WHAT YOU NEED TO DO
Every line that contains the word "国投期货" should be copied out.

DATA LISTING
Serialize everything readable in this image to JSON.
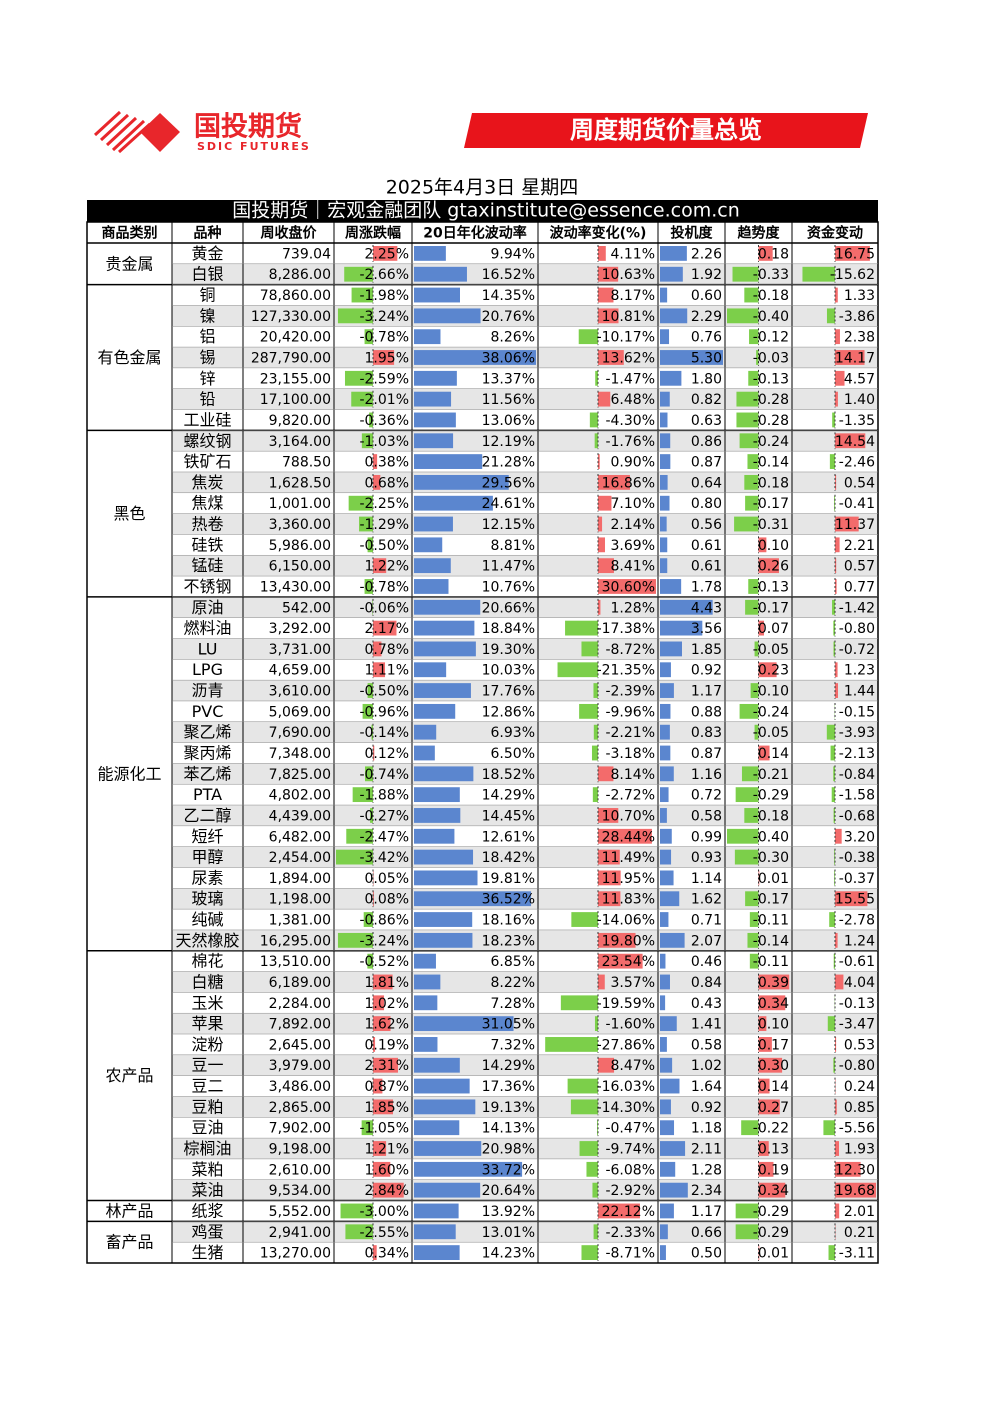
{
  "header": {
    "logo": "国投期货",
    "logo_en": "SDIC FUTURES",
    "banner": "周度期货价量总览",
    "date": "2025年4月3日 星期四",
    "team": "国投期货｜宏观金融团队 gtaxinstitute@essence.com.cn"
  },
  "table": {
    "columns": [
      "商品类别",
      "品种",
      "周收盘价",
      "周涨跌幅",
      "20日年化波动率",
      "波动率变化(%)",
      "投机度",
      "趋势度",
      "资金变动"
    ],
    "groups": [
      {
        "name": "贵金属",
        "rows": [
          [
            "黄金",
            "739.04",
            "2.25%",
            "9.94%",
            "4.11%",
            "2.26",
            "0.18",
            "16.75"
          ],
          [
            "白银",
            "8,286.00",
            "-2.66%",
            "16.52%",
            "10.63%",
            "1.92",
            "-0.33",
            "-15.62"
          ]
        ]
      },
      {
        "name": "有色金属",
        "rows": [
          [
            "铜",
            "78,860.00",
            "-1.98%",
            "14.35%",
            "8.17%",
            "0.60",
            "-0.18",
            "1.33"
          ],
          [
            "镍",
            "127,330.00",
            "-3.24%",
            "20.76%",
            "10.81%",
            "2.29",
            "-0.40",
            "-3.86"
          ],
          [
            "铝",
            "20,420.00",
            "-0.78%",
            "8.26%",
            "-10.17%",
            "0.76",
            "-0.12",
            "2.38"
          ],
          [
            "锡",
            "287,790.00",
            "1.95%",
            "38.06%",
            "13.62%",
            "5.30",
            "-0.03",
            "14.17"
          ],
          [
            "锌",
            "23,155.00",
            "-2.59%",
            "13.37%",
            "-1.47%",
            "1.80",
            "-0.13",
            "4.57"
          ],
          [
            "铅",
            "17,100.00",
            "-2.01%",
            "11.56%",
            "6.48%",
            "0.82",
            "-0.28",
            "1.40"
          ],
          [
            "工业硅",
            "9,820.00",
            "-0.36%",
            "13.06%",
            "-4.30%",
            "0.63",
            "-0.28",
            "-1.35"
          ]
        ]
      },
      {
        "name": "黑色",
        "rows": [
          [
            "螺纹钢",
            "3,164.00",
            "-1.03%",
            "12.19%",
            "-1.76%",
            "0.86",
            "-0.24",
            "14.54"
          ],
          [
            "铁矿石",
            "788.50",
            "0.38%",
            "21.28%",
            "0.90%",
            "0.87",
            "-0.14",
            "-2.46"
          ],
          [
            "焦炭",
            "1,628.50",
            "0.68%",
            "29.56%",
            "16.86%",
            "0.64",
            "-0.18",
            "0.54"
          ],
          [
            "焦煤",
            "1,001.00",
            "-2.25%",
            "24.61%",
            "7.10%",
            "0.80",
            "-0.17",
            "-0.41"
          ],
          [
            "热卷",
            "3,360.00",
            "-1.29%",
            "12.15%",
            "2.14%",
            "0.56",
            "-0.31",
            "11.37"
          ],
          [
            "硅铁",
            "5,986.00",
            "-0.50%",
            "8.81%",
            "3.69%",
            "0.61",
            "0.10",
            "2.21"
          ],
          [
            "锰硅",
            "6,150.00",
            "1.22%",
            "11.47%",
            "8.41%",
            "0.61",
            "0.26",
            "0.57"
          ],
          [
            "不锈钢",
            "13,430.00",
            "-0.78%",
            "10.76%",
            "30.60%",
            "1.78",
            "-0.13",
            "0.77"
          ]
        ]
      },
      {
        "name": "能源化工",
        "rows": [
          [
            "原油",
            "542.00",
            "-0.06%",
            "20.66%",
            "1.28%",
            "4.43",
            "-0.17",
            "-1.42"
          ],
          [
            "燃料油",
            "3,292.00",
            "2.17%",
            "18.84%",
            "-17.38%",
            "3.56",
            "0.07",
            "-0.80"
          ],
          [
            "LU",
            "3,731.00",
            "0.78%",
            "19.30%",
            "-8.72%",
            "1.85",
            "-0.05",
            "-0.72"
          ],
          [
            "LPG",
            "4,659.00",
            "1.11%",
            "10.03%",
            "-21.35%",
            "0.92",
            "0.23",
            "1.23"
          ],
          [
            "沥青",
            "3,610.00",
            "-0.50%",
            "17.76%",
            "-2.39%",
            "1.17",
            "-0.10",
            "1.44"
          ],
          [
            "PVC",
            "5,069.00",
            "-0.96%",
            "12.86%",
            "-9.96%",
            "0.88",
            "-0.24",
            "-0.15"
          ],
          [
            "聚乙烯",
            "7,690.00",
            "-0.14%",
            "6.93%",
            "-2.21%",
            "0.83",
            "-0.05",
            "-3.93"
          ],
          [
            "聚丙烯",
            "7,348.00",
            "0.12%",
            "6.50%",
            "-3.18%",
            "0.87",
            "0.14",
            "-2.13"
          ],
          [
            "苯乙烯",
            "7,825.00",
            "-0.74%",
            "18.52%",
            "8.14%",
            "1.16",
            "-0.21",
            "-0.84"
          ],
          [
            "PTA",
            "4,802.00",
            "-1.88%",
            "14.29%",
            "-2.72%",
            "0.72",
            "-0.29",
            "-1.58"
          ],
          [
            "乙二醇",
            "4,439.00",
            "-0.27%",
            "14.45%",
            "10.70%",
            "0.58",
            "-0.18",
            "-0.68"
          ],
          [
            "短纤",
            "6,482.00",
            "-2.47%",
            "12.61%",
            "28.44%",
            "0.99",
            "-0.40",
            "3.20"
          ],
          [
            "甲醇",
            "2,454.00",
            "-3.42%",
            "18.42%",
            "11.49%",
            "0.93",
            "-0.30",
            "-0.38"
          ],
          [
            "尿素",
            "1,894.00",
            "0.05%",
            "19.81%",
            "11.95%",
            "1.14",
            "0.01",
            "-0.37"
          ],
          [
            "玻璃",
            "1,198.00",
            "0.08%",
            "36.52%",
            "11.83%",
            "1.62",
            "-0.17",
            "15.55"
          ],
          [
            "纯碱",
            "1,381.00",
            "-0.86%",
            "18.16%",
            "-14.06%",
            "0.71",
            "-0.11",
            "-2.78"
          ],
          [
            "天然橡胶",
            "16,295.00",
            "-3.24%",
            "18.23%",
            "19.80%",
            "2.07",
            "-0.14",
            "1.24"
          ]
        ]
      },
      {
        "name": "农产品",
        "rows": [
          [
            "棉花",
            "13,510.00",
            "-0.52%",
            "6.85%",
            "23.54%",
            "0.46",
            "-0.11",
            "-0.61"
          ],
          [
            "白糖",
            "6,189.00",
            "1.81%",
            "8.22%",
            "3.57%",
            "0.84",
            "0.39",
            "4.04"
          ],
          [
            "玉米",
            "2,284.00",
            "1.02%",
            "7.28%",
            "-19.59%",
            "0.43",
            "0.34",
            "-0.13"
          ],
          [
            "苹果",
            "7,892.00",
            "1.62%",
            "31.05%",
            "-1.60%",
            "1.41",
            "0.10",
            "-3.47"
          ],
          [
            "淀粉",
            "2,645.00",
            "0.19%",
            "7.32%",
            "-27.86%",
            "0.58",
            "0.17",
            "0.53"
          ],
          [
            "豆一",
            "3,979.00",
            "2.31%",
            "14.29%",
            "8.47%",
            "1.02",
            "0.30",
            "-0.80"
          ],
          [
            "豆二",
            "3,486.00",
            "0.87%",
            "17.36%",
            "-16.03%",
            "1.64",
            "0.14",
            "0.24"
          ],
          [
            "豆粕",
            "2,865.00",
            "1.85%",
            "19.13%",
            "-14.30%",
            "0.92",
            "0.27",
            "0.85"
          ],
          [
            "豆油",
            "7,902.00",
            "-1.05%",
            "14.13%",
            "-0.47%",
            "1.18",
            "-0.22",
            "-5.56"
          ],
          [
            "棕榈油",
            "9,198.00",
            "1.21%",
            "20.98%",
            "-9.74%",
            "2.11",
            "0.13",
            "1.93"
          ],
          [
            "菜粕",
            "2,610.00",
            "1.60%",
            "33.72%",
            "-6.08%",
            "1.28",
            "0.19",
            "12.30"
          ],
          [
            "菜油",
            "9,534.00",
            "2.84%",
            "20.64%",
            "-2.92%",
            "2.34",
            "0.34",
            "19.68"
          ]
        ]
      },
      {
        "name": "林产品",
        "rows": [
          [
            "纸浆",
            "5,552.00",
            "-3.00%",
            "13.92%",
            "22.12%",
            "1.17",
            "-0.29",
            "2.01"
          ]
        ]
      },
      {
        "name": "畜产品",
        "rows": [
          [
            "鸡蛋",
            "2,941.00",
            "-2.55%",
            "13.01%",
            "-2.33%",
            "0.66",
            "-0.29",
            "0.21"
          ],
          [
            "生猪",
            "13,270.00",
            "0.34%",
            "14.23%",
            "-8.71%",
            "0.50",
            "0.01",
            "-3.11"
          ]
        ]
      }
    ]
  }
}
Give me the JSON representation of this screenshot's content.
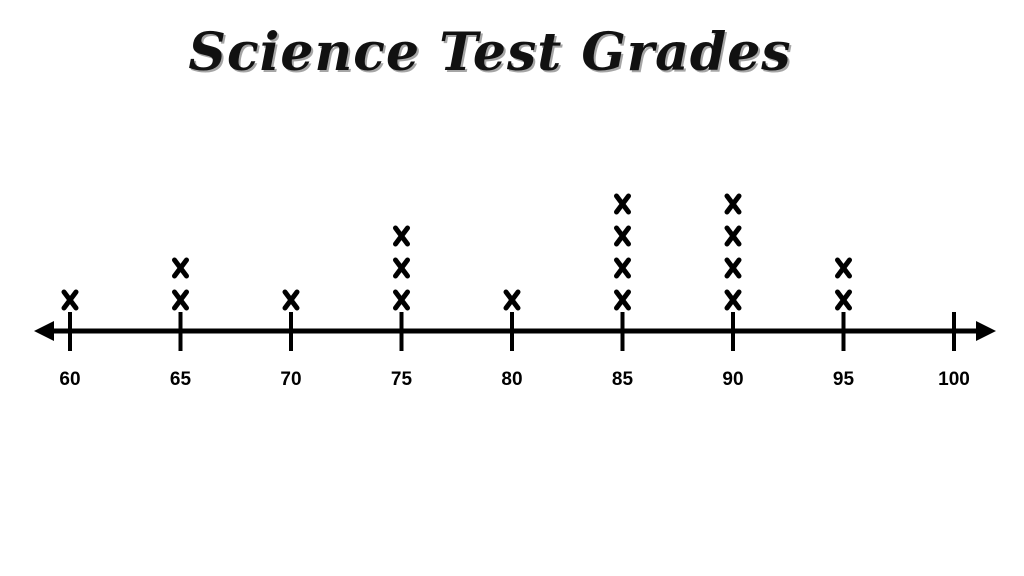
{
  "chart_data": {
    "type": "line_plot",
    "title": "Science Test Grades",
    "xlabel": "",
    "ylabel": "",
    "xlim": [
      60,
      100
    ],
    "ticks": [
      60,
      65,
      70,
      75,
      80,
      85,
      90,
      95,
      100
    ],
    "tick_labels": [
      "60",
      "65",
      "70",
      "75",
      "80",
      "85",
      "90",
      "95",
      "100"
    ],
    "mark_symbol": "x",
    "points": [
      {
        "x": 60,
        "count": 1
      },
      {
        "x": 65,
        "count": 2
      },
      {
        "x": 70,
        "count": 1
      },
      {
        "x": 75,
        "count": 3
      },
      {
        "x": 80,
        "count": 1
      },
      {
        "x": 85,
        "count": 4
      },
      {
        "x": 90,
        "count": 4
      },
      {
        "x": 95,
        "count": 2
      },
      {
        "x": 100,
        "count": 0
      }
    ],
    "grid": false,
    "colors": {
      "axis": "#000000",
      "marks": "#000000",
      "background": "#ffffff"
    }
  }
}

SOLUTION FOR THIS EXERCISE
    "logo": "国投期货",
    "team": "国投期货｜宏观金融团队 gtaxinstitute@essence.com.cn"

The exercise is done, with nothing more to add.